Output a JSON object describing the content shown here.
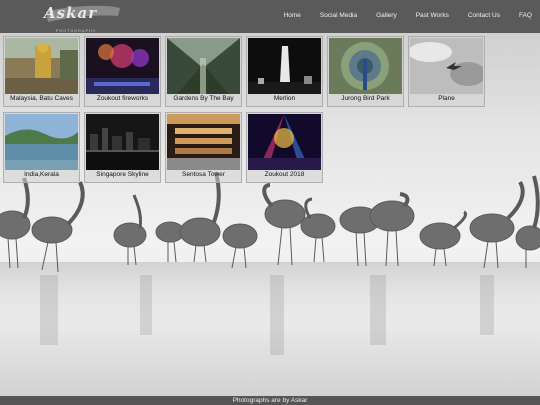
{
  "header": {
    "logo_text": "Askar",
    "logo_sub": "PHOTOGRAPHY"
  },
  "nav": {
    "items": [
      {
        "label": "Home"
      },
      {
        "label": "Social Media"
      },
      {
        "label": "Gallery"
      },
      {
        "label": "Past Works"
      },
      {
        "label": "Contact Us"
      },
      {
        "label": "FAQ"
      }
    ]
  },
  "gallery": {
    "items": [
      {
        "caption": "Malaysia, Batu Caves"
      },
      {
        "caption": "Zoukout fireworks"
      },
      {
        "caption": "Gardens By The Bay"
      },
      {
        "caption": "Merlion"
      },
      {
        "caption": "Jurong Bird Park"
      },
      {
        "caption": "Plane"
      },
      {
        "caption": "India,Kerala"
      },
      {
        "caption": "Singapore Skyline"
      },
      {
        "caption": "Sentosa Tower"
      },
      {
        "caption": "Zoukout 2018"
      }
    ]
  },
  "footer": {
    "text": "Photographs are by Askar"
  },
  "colors": {
    "header_bg": "#5a5a5a",
    "footer_bg": "#555555",
    "nav_text": "#f0f0f0"
  }
}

_Aim of the exercise_: Count the lines of the data that include the string "Zoukout", and give only that number.

_Expected answer_: 2